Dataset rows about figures

%%

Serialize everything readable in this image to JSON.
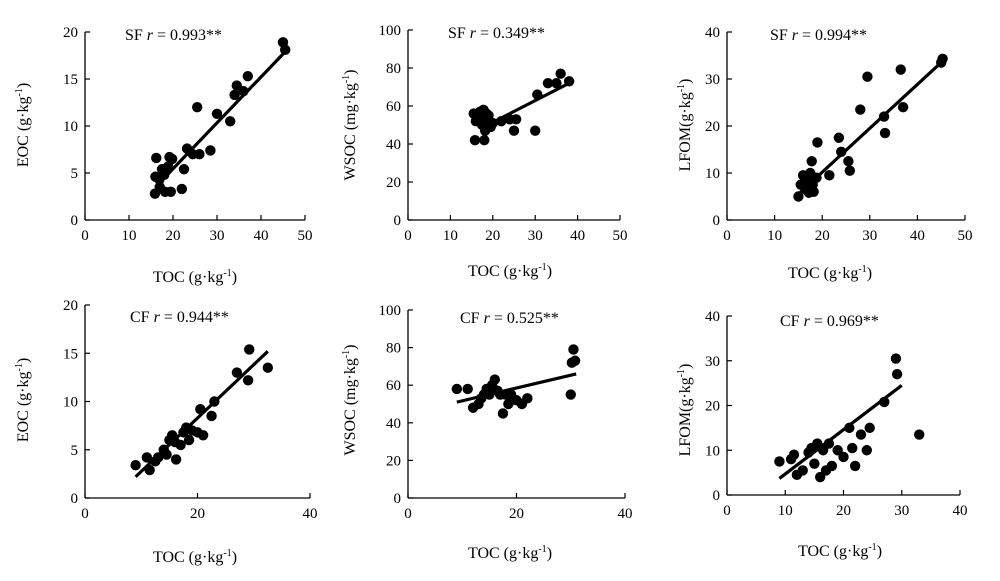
{
  "chart_data": [
    {
      "type": "scatter",
      "annotation": {
        "site": "SF",
        "r_label": "r = 0.993**"
      },
      "xlabel": "TOC (g·kg-1)",
      "ylabel": "EOC (g·kg-1)",
      "xlim": [
        0,
        50
      ],
      "ylim": [
        0,
        20
      ],
      "xticks": [
        "0",
        "10",
        "20",
        "30",
        "40",
        "50"
      ],
      "yticks": [
        "0",
        "5",
        "10",
        "15",
        "20"
      ],
      "points": [
        [
          15.9,
          2.8
        ],
        [
          16,
          4.6
        ],
        [
          16.2,
          6.6
        ],
        [
          16.9,
          4.3
        ],
        [
          17,
          3.5
        ],
        [
          17.5,
          5.4
        ],
        [
          18,
          4.8
        ],
        [
          18.2,
          3.0
        ],
        [
          18.9,
          5.7
        ],
        [
          19.2,
          6.7
        ],
        [
          19.5,
          3.0
        ],
        [
          19.8,
          6.5
        ],
        [
          22,
          3.3
        ],
        [
          22.5,
          5.4
        ],
        [
          23.2,
          7.6
        ],
        [
          24.5,
          7.0
        ],
        [
          25.5,
          12.0
        ],
        [
          26,
          7.0
        ],
        [
          28.5,
          7.4
        ],
        [
          30,
          11.3
        ],
        [
          33,
          10.5
        ],
        [
          34,
          13.3
        ],
        [
          34.5,
          14.3
        ],
        [
          36,
          13.7
        ],
        [
          37,
          15.3
        ],
        [
          45,
          18.9
        ],
        [
          45.5,
          18.1
        ]
      ],
      "trend": [
        [
          16,
          3.5
        ],
        [
          45.5,
          17.9
        ]
      ],
      "grid": false,
      "legend": "none"
    },
    {
      "type": "scatter",
      "annotation": {
        "site": "SF",
        "r_label": "r = 0.349**"
      },
      "xlabel": "TOC (g·kg-1)",
      "ylabel": "WSOC (mg·kg-1)",
      "xlim": [
        0,
        50
      ],
      "ylim": [
        0,
        100
      ],
      "xticks": [
        "0",
        "10",
        "20",
        "30",
        "40",
        "50"
      ],
      "yticks": [
        "0",
        "20",
        "40",
        "60",
        "80",
        "100"
      ],
      "points": [
        [
          15.5,
          56
        ],
        [
          15.8,
          42
        ],
        [
          16,
          52
        ],
        [
          16.5,
          55
        ],
        [
          17,
          57
        ],
        [
          17.2,
          54
        ],
        [
          17.5,
          50
        ],
        [
          17.8,
          58
        ],
        [
          18,
          42
        ],
        [
          18.2,
          47
        ],
        [
          18.5,
          56
        ],
        [
          18.8,
          53
        ],
        [
          19,
          55
        ],
        [
          19.5,
          49
        ],
        [
          20,
          51
        ],
        [
          22,
          52
        ],
        [
          24,
          53
        ],
        [
          25,
          47
        ],
        [
          25.5,
          53
        ],
        [
          30,
          47
        ],
        [
          30.5,
          66
        ],
        [
          33,
          72
        ],
        [
          35,
          72
        ],
        [
          36,
          77
        ],
        [
          38,
          73
        ]
      ],
      "trend": [
        [
          17,
          48
        ],
        [
          38,
          72
        ]
      ],
      "grid": false,
      "legend": "none"
    },
    {
      "type": "scatter",
      "annotation": {
        "site": "SF",
        "r_label": "r = 0.994**"
      },
      "xlabel": "TOC (g·kg-1)",
      "ylabel": "LFOM(g·kg-1)",
      "xlim": [
        0,
        50
      ],
      "ylim": [
        0,
        40
      ],
      "xticks": [
        "0",
        "10",
        "20",
        "30",
        "40",
        "50"
      ],
      "yticks": [
        "0",
        "10",
        "20",
        "30",
        "40"
      ],
      "points": [
        [
          15,
          5.0
        ],
        [
          15.5,
          7.5
        ],
        [
          16,
          9.5
        ],
        [
          16.5,
          6.5
        ],
        [
          17,
          8.5
        ],
        [
          17.2,
          5.8
        ],
        [
          17.5,
          10.0
        ],
        [
          17.8,
          12.5
        ],
        [
          18,
          7.5
        ],
        [
          18.2,
          6.0
        ],
        [
          18.8,
          9.0
        ],
        [
          19,
          16.5
        ],
        [
          21.5,
          9.5
        ],
        [
          23.5,
          17.5
        ],
        [
          24,
          14.5
        ],
        [
          25.5,
          12.5
        ],
        [
          25.8,
          10.5
        ],
        [
          28,
          23.5
        ],
        [
          29.5,
          30.5
        ],
        [
          33,
          22.0
        ],
        [
          33.2,
          18.5
        ],
        [
          36.5,
          32.0
        ],
        [
          37,
          24.0
        ],
        [
          45,
          33.5
        ],
        [
          45.3,
          34.3
        ]
      ],
      "trend": [
        [
          15,
          5.5
        ],
        [
          45.3,
          33.8
        ]
      ],
      "grid": false,
      "legend": "none"
    },
    {
      "type": "scatter",
      "annotation": {
        "site": "CF",
        "r_label": "r = 0.944**"
      },
      "xlabel": "TOC (g·kg-1)",
      "ylabel": "EOC (g·kg-1)",
      "xlim": [
        0,
        40
      ],
      "ylim": [
        0,
        20
      ],
      "xticks": [
        "0",
        "20",
        "40"
      ],
      "yticks": [
        "0",
        "5",
        "10",
        "15",
        "20"
      ],
      "points": [
        [
          9,
          3.4
        ],
        [
          11,
          4.2
        ],
        [
          11.5,
          2.9
        ],
        [
          12.5,
          3.8
        ],
        [
          13,
          4.2
        ],
        [
          14,
          5.0
        ],
        [
          14.5,
          4.5
        ],
        [
          15,
          6.0
        ],
        [
          15.5,
          6.5
        ],
        [
          16,
          5.8
        ],
        [
          16.2,
          4.0
        ],
        [
          17,
          5.5
        ],
        [
          17.5,
          6.8
        ],
        [
          18,
          7.3
        ],
        [
          18.5,
          6.0
        ],
        [
          19,
          7.0
        ],
        [
          20,
          6.8
        ],
        [
          20.5,
          9.2
        ],
        [
          21,
          6.5
        ],
        [
          22.5,
          8.5
        ],
        [
          23,
          10.0
        ],
        [
          27,
          13.0
        ],
        [
          29,
          12.2
        ],
        [
          29.2,
          15.4
        ],
        [
          32.5,
          13.5
        ]
      ],
      "trend": [
        [
          9,
          2.2
        ],
        [
          32.5,
          15.2
        ]
      ],
      "grid": false,
      "legend": "none"
    },
    {
      "type": "scatter",
      "annotation": {
        "site": "CF",
        "r_label": "r = 0.525**"
      },
      "xlabel": "TOC (g·kg-1)",
      "ylabel": "WSOC (mg·kg-1)",
      "xlim": [
        0,
        40
      ],
      "ylim": [
        0,
        100
      ],
      "xticks": [
        "0",
        "20",
        "40"
      ],
      "yticks": [
        "0",
        "20",
        "40",
        "60",
        "80",
        "100"
      ],
      "points": [
        [
          9,
          58
        ],
        [
          11,
          58
        ],
        [
          12,
          48
        ],
        [
          13,
          50
        ],
        [
          13.5,
          53
        ],
        [
          14,
          55
        ],
        [
          14.5,
          58
        ],
        [
          15,
          55
        ],
        [
          15.5,
          60
        ],
        [
          16,
          63
        ],
        [
          16.5,
          57
        ],
        [
          17,
          55
        ],
        [
          17.5,
          45
        ],
        [
          18,
          55
        ],
        [
          18.5,
          50
        ],
        [
          19,
          55
        ],
        [
          20,
          52
        ],
        [
          21,
          50
        ],
        [
          22,
          53
        ],
        [
          30,
          55
        ],
        [
          30.2,
          72
        ],
        [
          30.5,
          79
        ],
        [
          30.8,
          73
        ]
      ],
      "trend": [
        [
          9,
          51
        ],
        [
          31,
          66
        ]
      ],
      "grid": false,
      "legend": "none"
    },
    {
      "type": "scatter",
      "annotation": {
        "site": "CF",
        "r_label": "r = 0.969**"
      },
      "xlabel": "TOC (g·kg-1)",
      "ylabel": "LFOM(g·kg-1)",
      "xlim": [
        0,
        40
      ],
      "ylim": [
        0,
        40
      ],
      "xticks": [
        "0",
        "10",
        "20",
        "30",
        "40"
      ],
      "yticks": [
        "0",
        "10",
        "20",
        "30",
        "40"
      ],
      "points": [
        [
          9,
          7.5
        ],
        [
          11,
          8.0
        ],
        [
          11.5,
          9.0
        ],
        [
          12,
          4.5
        ],
        [
          13,
          5.5
        ],
        [
          14,
          9.5
        ],
        [
          14.5,
          10.5
        ],
        [
          15,
          7.0
        ],
        [
          15.5,
          11.5
        ],
        [
          16,
          4.0
        ],
        [
          16.5,
          10.0
        ],
        [
          17,
          5.5
        ],
        [
          17.5,
          11.5
        ],
        [
          18,
          6.5
        ],
        [
          19,
          10.0
        ],
        [
          20,
          8.5
        ],
        [
          21,
          15.0
        ],
        [
          21.5,
          10.5
        ],
        [
          22,
          6.5
        ],
        [
          23,
          13.5
        ],
        [
          24,
          10.0
        ],
        [
          24.5,
          15.0
        ],
        [
          27,
          20.8
        ],
        [
          29,
          30.5
        ],
        [
          29.2,
          27.0
        ],
        [
          33,
          13.5
        ]
      ],
      "trend": [
        [
          9,
          3.7
        ],
        [
          30,
          24.5
        ]
      ],
      "grid": false,
      "legend": "none"
    }
  ]
}
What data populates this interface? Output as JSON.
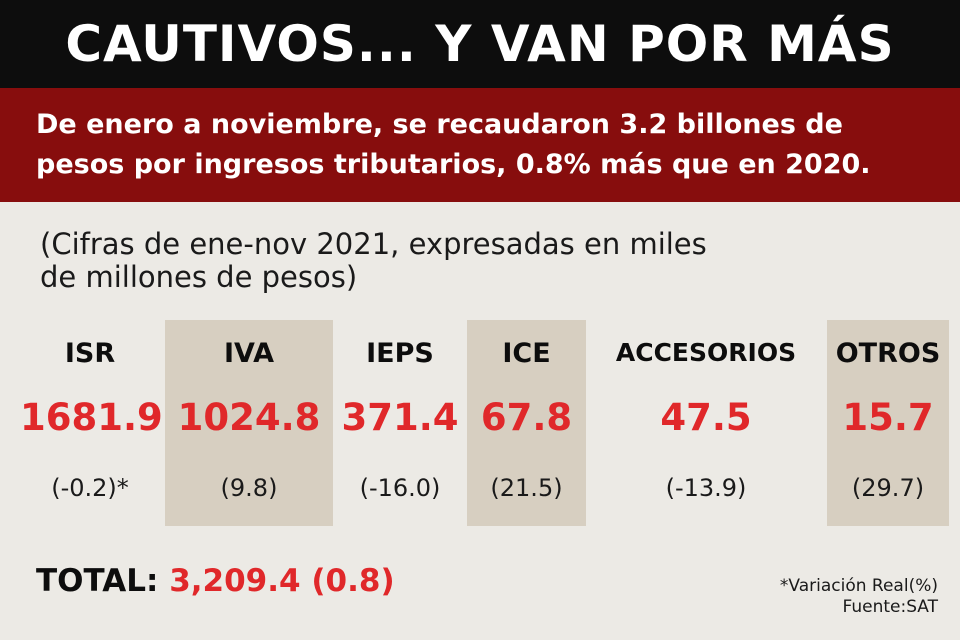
{
  "header": {
    "title": "CAUTIVOS... Y VAN POR MÁS",
    "subtitle_line1": "De enero a noviembre, se recaudaron 3.2 billones de",
    "subtitle_line2": "pesos por ingresos tributarios, 0.8% más que en 2020."
  },
  "note": {
    "line1": "(Cifras de ene-nov 2021, expresadas en miles",
    "line2": "de millones de pesos)"
  },
  "items": [
    {
      "label": "ISR",
      "value": "1681.9",
      "variation": "(-0.2)*",
      "shaded": false
    },
    {
      "label": "IVA",
      "value": "1024.8",
      "variation": "(9.8)",
      "shaded": true
    },
    {
      "label": "IEPS",
      "value": "371.4",
      "variation": "(-16.0)",
      "shaded": false
    },
    {
      "label": "ICE",
      "value": "67.8",
      "variation": "(21.5)",
      "shaded": true
    },
    {
      "label": "ACCESORIOS",
      "value": "47.5",
      "variation": "(-13.9)",
      "shaded": false
    },
    {
      "label": "OTROS",
      "value": "15.7",
      "variation": "(29.7)",
      "shaded": true
    }
  ],
  "total": {
    "label": "TOTAL:",
    "value": "3,209.4 (0.8)"
  },
  "footnote": {
    "variation": "*Variación Real(%)",
    "source": "Fuente:SAT"
  },
  "colors": {
    "title_bg": "#0d0d0d",
    "subtitle_bg": "#870d0d",
    "value_red": "#e0282a",
    "shade": "#d7cfc1",
    "background": "#eceae5"
  }
}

%%

Set task » From the line containing "What data populates" through the last line of the records, both included, output those lines exactly and nothing else; skip the pictures.

Output below »
What data populates this interface? Output as JSON.
{
  "header": {
    "title": "CAUTIVOS... Y VAN POR MÁS",
    "subtitle_line1": "De enero a noviembre, se recaudaron 3.2 billones de",
    "subtitle_line2": "pesos por ingresos tributarios, 0.8% más que en 2020."
  },
  "note": {
    "line1": "(Cifras de ene-nov 2021, expresadas en miles",
    "line2": "de millones de pesos)"
  },
  "items": [
    {
      "label": "ISR",
      "value": "1681.9",
      "variation": "(-0.2)*",
      "shaded": false
    },
    {
      "label": "IVA",
      "value": "1024.8",
      "variation": "(9.8)",
      "shaded": true
    },
    {
      "label": "IEPS",
      "value": "371.4",
      "variation": "(-16.0)",
      "shaded": false
    },
    {
      "label": "ICE",
      "value": "67.8",
      "variation": "(21.5)",
      "shaded": true
    },
    {
      "label": "ACCESORIOS",
      "value": "47.5",
      "variation": "(-13.9)",
      "shaded": false
    },
    {
      "label": "OTROS",
      "value": "15.7",
      "variation": "(29.7)",
      "shaded": true
    }
  ],
  "total": {
    "label": "TOTAL:",
    "value": "3,209.4 (0.8)"
  },
  "footnote": {
    "variation": "*Variación Real(%)",
    "source": "Fuente:SAT"
  },
  "colors": {
    "title_bg": "#0d0d0d",
    "subtitle_bg": "#870d0d",
    "value_red": "#e0282a",
    "shade": "#d7cfc1",
    "background": "#eceae5"
  }
}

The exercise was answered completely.